What the task asks
From the entries below, gather every line containing the string "quand".
## START Recorded information
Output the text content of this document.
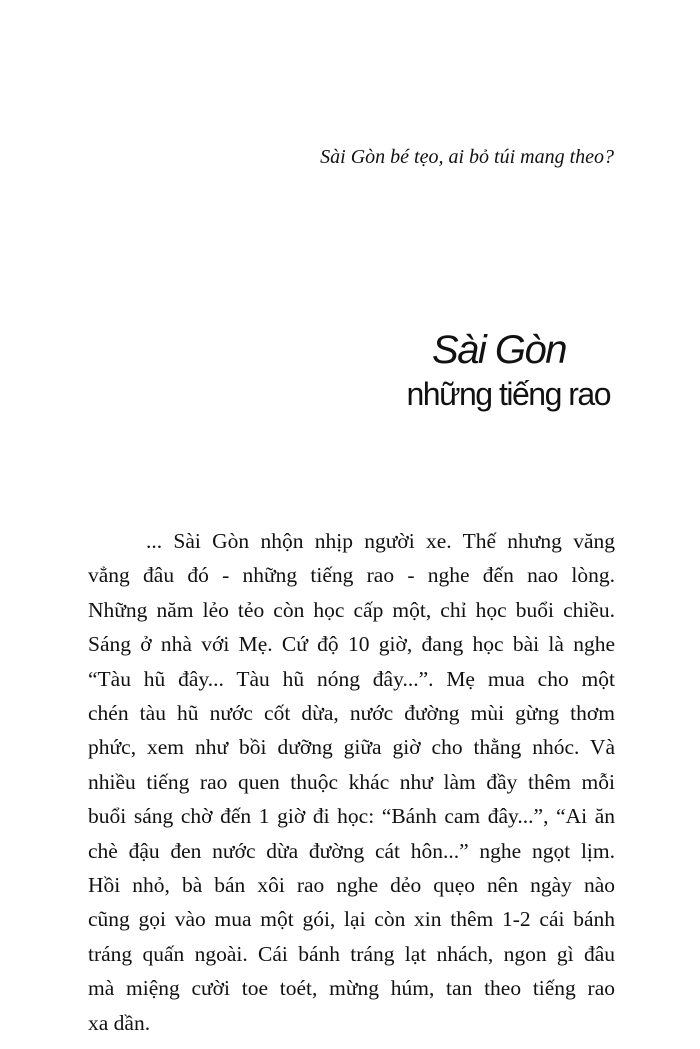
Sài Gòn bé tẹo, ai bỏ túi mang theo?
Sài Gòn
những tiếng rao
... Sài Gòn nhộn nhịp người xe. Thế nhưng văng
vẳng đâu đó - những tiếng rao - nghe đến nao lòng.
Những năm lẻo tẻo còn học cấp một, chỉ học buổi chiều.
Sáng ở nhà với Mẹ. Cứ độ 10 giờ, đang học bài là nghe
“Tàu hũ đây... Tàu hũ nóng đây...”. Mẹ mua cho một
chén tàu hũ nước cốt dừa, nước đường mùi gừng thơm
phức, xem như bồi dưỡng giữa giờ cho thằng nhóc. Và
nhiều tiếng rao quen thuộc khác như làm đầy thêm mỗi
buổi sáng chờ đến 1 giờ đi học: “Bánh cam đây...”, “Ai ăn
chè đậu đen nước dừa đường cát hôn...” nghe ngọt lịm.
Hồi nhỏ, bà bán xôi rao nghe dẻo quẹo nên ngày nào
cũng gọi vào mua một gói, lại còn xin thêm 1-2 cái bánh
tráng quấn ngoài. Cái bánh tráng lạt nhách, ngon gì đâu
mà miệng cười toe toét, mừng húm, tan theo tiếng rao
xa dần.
## END Recorded information
## START Recorded information
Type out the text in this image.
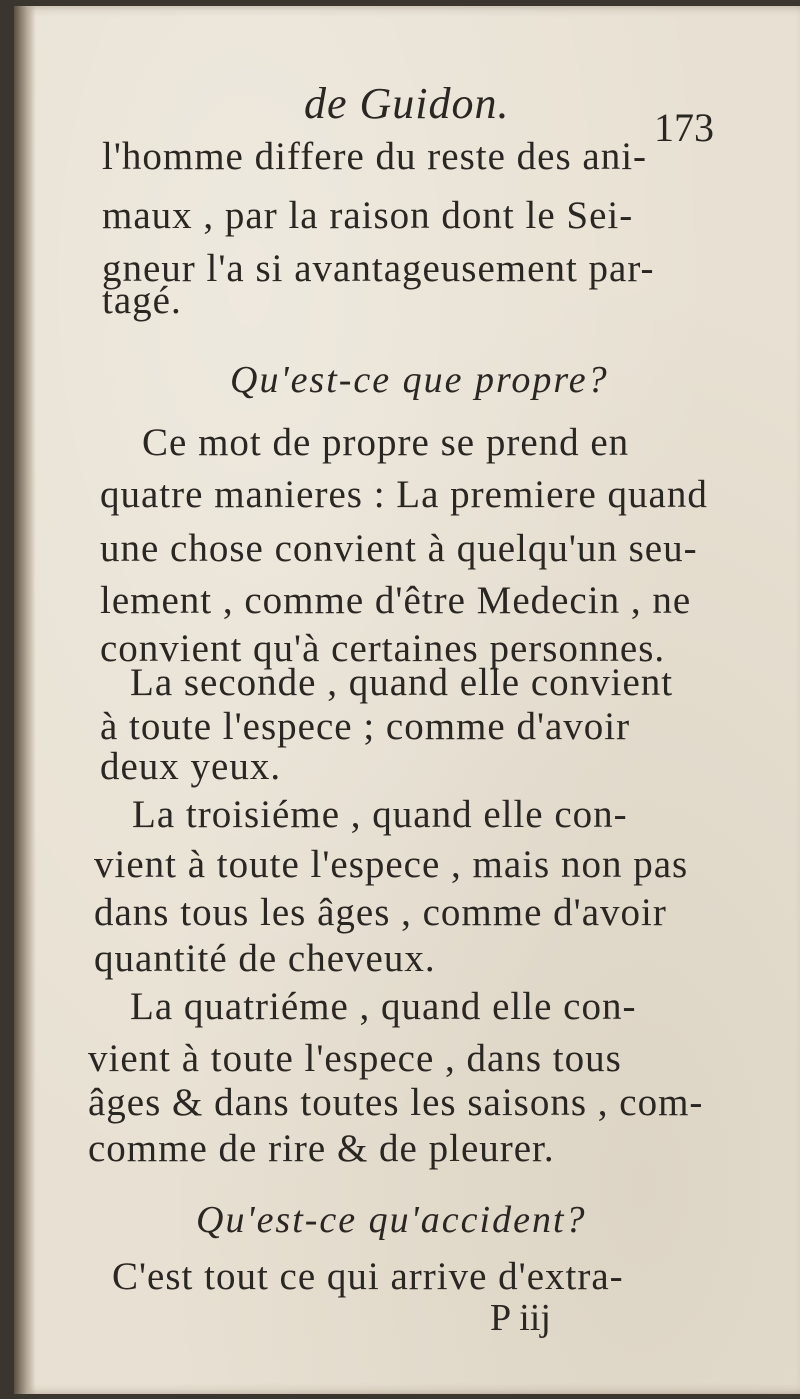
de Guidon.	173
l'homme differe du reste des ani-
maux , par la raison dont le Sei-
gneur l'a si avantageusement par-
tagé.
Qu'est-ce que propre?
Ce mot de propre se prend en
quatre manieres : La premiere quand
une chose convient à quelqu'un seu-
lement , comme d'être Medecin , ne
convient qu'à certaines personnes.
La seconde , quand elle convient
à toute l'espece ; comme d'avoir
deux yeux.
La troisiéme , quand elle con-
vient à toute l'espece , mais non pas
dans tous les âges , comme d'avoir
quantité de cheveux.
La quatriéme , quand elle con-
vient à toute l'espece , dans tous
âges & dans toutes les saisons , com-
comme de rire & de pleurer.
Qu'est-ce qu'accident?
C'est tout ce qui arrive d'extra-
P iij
## END Recorded information
## START Recorded information
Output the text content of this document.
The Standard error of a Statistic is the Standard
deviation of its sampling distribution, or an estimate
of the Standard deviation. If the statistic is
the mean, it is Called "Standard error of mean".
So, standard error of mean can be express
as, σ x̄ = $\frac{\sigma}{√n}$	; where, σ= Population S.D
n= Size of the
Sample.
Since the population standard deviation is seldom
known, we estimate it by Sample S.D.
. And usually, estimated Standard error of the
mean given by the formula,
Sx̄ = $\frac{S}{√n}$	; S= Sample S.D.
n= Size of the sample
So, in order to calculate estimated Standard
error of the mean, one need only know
## END Recorded information
Complete response
quatre manieres : La premiere quand
La seconde , quand elle convient
La troisiéme , quand elle con-
La quatriéme , quand elle con-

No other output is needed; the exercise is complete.